To do:
Copy every line from the records below that holds the word "Tours".

───── Data shown ─────

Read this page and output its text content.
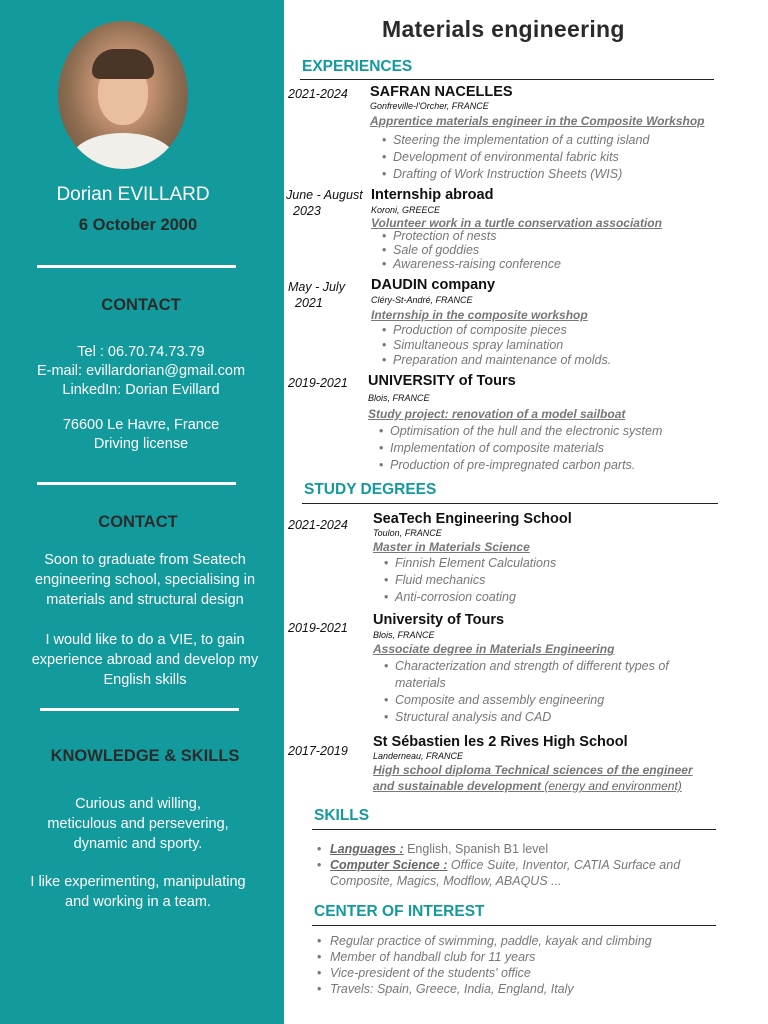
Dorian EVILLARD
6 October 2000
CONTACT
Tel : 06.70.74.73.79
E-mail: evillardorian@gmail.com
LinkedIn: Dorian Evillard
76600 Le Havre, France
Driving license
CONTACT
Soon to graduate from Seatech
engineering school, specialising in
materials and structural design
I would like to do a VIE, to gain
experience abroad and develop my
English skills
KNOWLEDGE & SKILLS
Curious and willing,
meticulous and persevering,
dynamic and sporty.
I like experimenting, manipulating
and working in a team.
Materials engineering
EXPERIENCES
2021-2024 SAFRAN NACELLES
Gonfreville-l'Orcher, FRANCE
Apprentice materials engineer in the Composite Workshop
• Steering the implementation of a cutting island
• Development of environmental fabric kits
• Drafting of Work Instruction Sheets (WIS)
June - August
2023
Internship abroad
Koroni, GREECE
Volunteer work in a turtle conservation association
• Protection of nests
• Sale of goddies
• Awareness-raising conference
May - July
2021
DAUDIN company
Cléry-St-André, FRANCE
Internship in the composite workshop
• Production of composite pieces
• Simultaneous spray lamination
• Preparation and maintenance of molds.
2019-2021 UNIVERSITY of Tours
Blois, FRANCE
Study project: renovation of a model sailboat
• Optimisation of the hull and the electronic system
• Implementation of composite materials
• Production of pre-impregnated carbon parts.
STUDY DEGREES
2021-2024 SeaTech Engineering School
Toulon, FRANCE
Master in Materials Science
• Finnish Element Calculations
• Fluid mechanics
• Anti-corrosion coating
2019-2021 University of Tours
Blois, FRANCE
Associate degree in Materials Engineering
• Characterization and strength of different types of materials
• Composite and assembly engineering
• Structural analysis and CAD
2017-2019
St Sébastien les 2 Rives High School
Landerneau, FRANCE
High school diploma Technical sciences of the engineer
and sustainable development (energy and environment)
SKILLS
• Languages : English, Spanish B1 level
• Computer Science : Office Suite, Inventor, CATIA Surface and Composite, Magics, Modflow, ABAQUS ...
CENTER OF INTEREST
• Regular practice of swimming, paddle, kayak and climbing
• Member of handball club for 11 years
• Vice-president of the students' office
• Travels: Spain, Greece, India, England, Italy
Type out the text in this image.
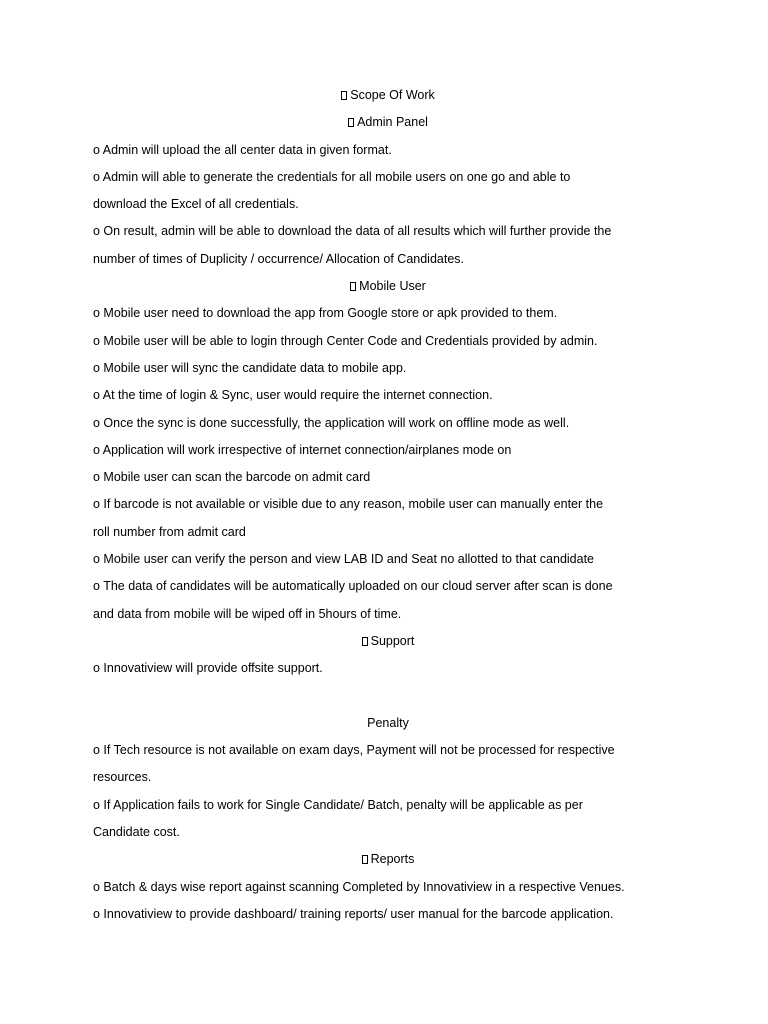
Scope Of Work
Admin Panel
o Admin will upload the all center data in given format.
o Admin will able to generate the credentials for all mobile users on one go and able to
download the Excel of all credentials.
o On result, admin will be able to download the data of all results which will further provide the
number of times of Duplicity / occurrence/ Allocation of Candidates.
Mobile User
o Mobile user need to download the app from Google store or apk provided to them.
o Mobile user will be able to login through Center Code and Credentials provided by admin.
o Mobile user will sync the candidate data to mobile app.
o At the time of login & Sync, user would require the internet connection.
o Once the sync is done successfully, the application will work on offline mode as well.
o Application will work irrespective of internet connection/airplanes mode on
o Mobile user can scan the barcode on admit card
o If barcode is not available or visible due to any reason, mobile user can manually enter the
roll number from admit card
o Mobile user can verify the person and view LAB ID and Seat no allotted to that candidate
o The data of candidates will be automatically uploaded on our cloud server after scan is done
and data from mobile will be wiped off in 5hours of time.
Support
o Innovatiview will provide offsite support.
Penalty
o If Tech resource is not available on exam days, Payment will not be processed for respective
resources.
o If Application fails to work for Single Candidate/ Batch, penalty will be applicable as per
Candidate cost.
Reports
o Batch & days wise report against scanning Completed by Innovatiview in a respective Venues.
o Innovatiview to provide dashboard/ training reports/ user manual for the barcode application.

─────
───── Data shown ─────

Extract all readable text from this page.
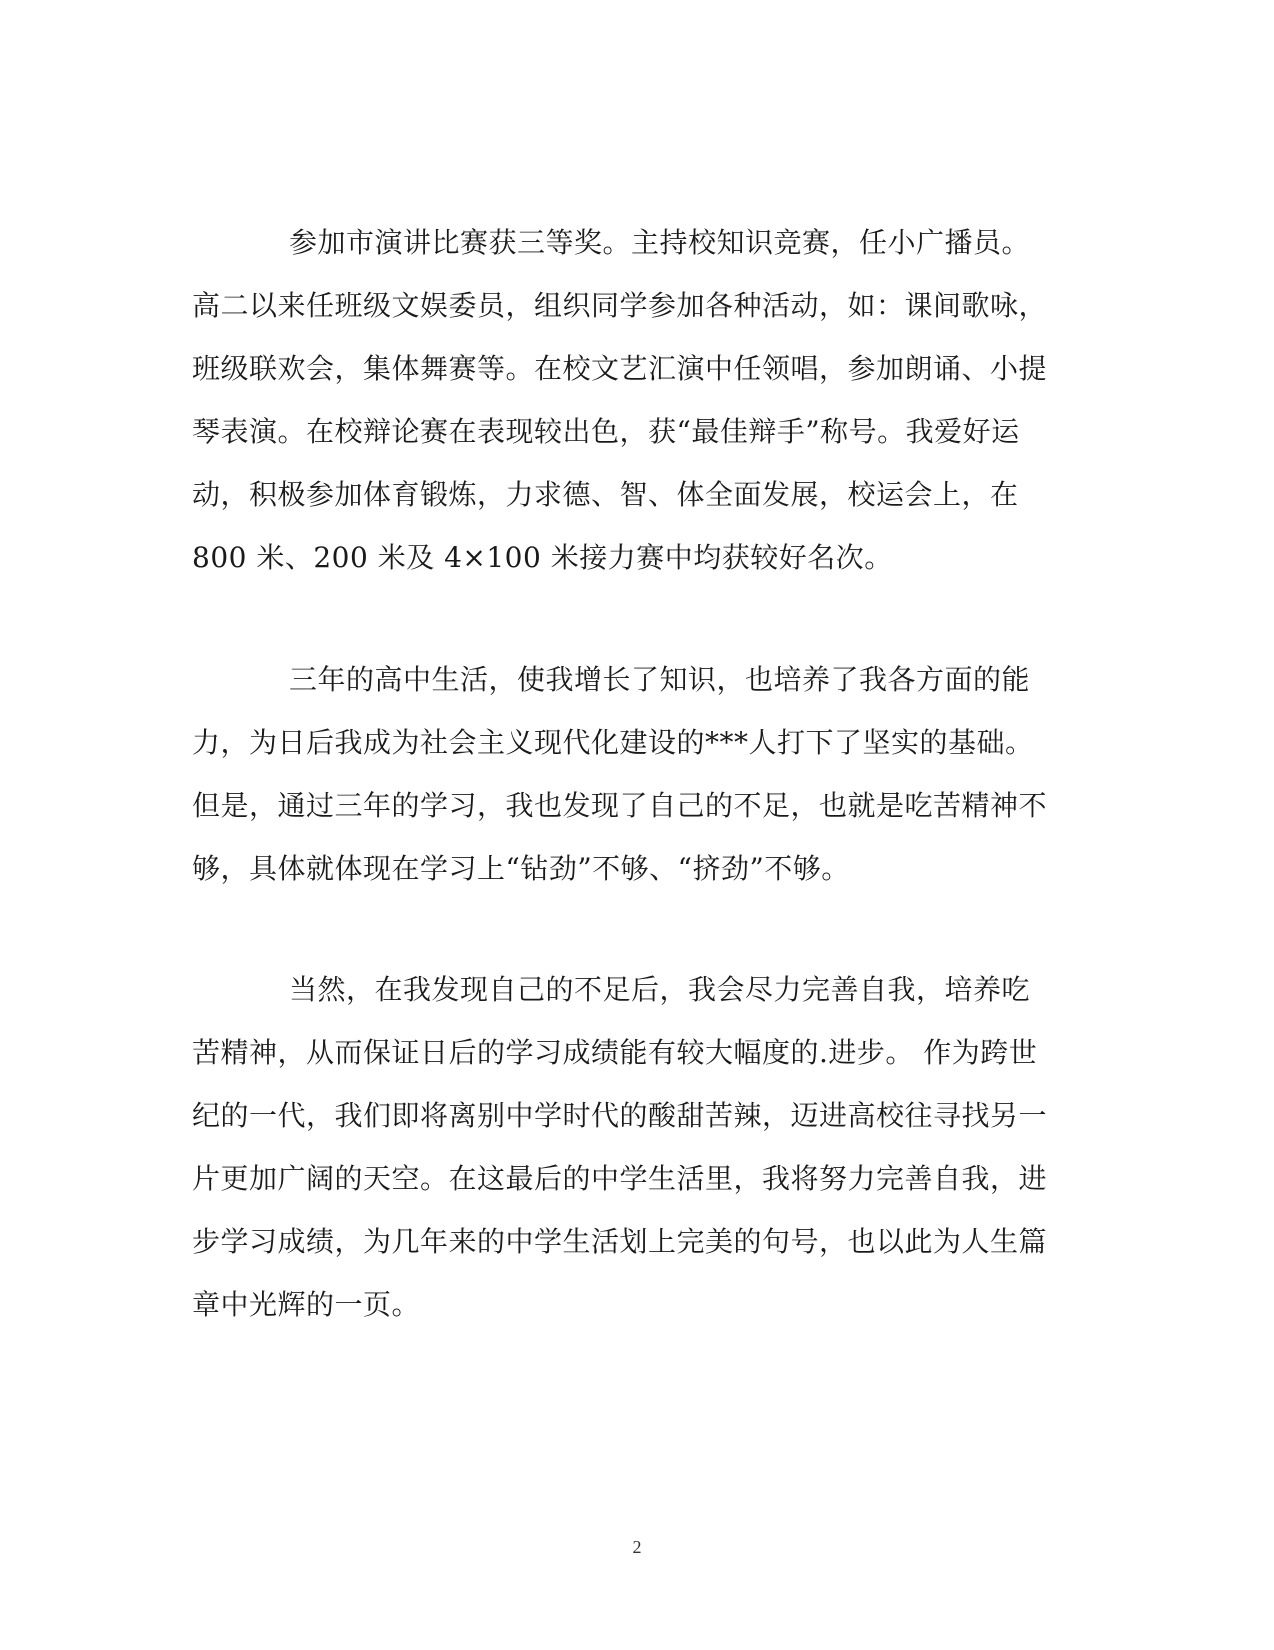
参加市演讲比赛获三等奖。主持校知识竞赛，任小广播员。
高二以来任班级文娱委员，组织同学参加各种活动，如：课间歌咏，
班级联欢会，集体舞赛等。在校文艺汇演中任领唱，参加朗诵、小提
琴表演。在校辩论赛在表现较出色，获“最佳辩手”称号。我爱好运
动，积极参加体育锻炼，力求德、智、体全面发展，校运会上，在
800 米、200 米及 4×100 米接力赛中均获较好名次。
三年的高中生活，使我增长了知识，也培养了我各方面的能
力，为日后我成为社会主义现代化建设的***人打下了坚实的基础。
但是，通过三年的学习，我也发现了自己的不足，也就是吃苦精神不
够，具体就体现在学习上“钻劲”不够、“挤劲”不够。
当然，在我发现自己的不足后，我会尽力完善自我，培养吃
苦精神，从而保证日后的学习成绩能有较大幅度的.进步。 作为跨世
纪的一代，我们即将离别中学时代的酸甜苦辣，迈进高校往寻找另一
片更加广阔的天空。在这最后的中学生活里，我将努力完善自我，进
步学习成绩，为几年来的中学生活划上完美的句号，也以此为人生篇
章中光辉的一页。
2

─────

Complete response:
2019-2021 UNIVERSITY of Tours
2019-2021 University of Tours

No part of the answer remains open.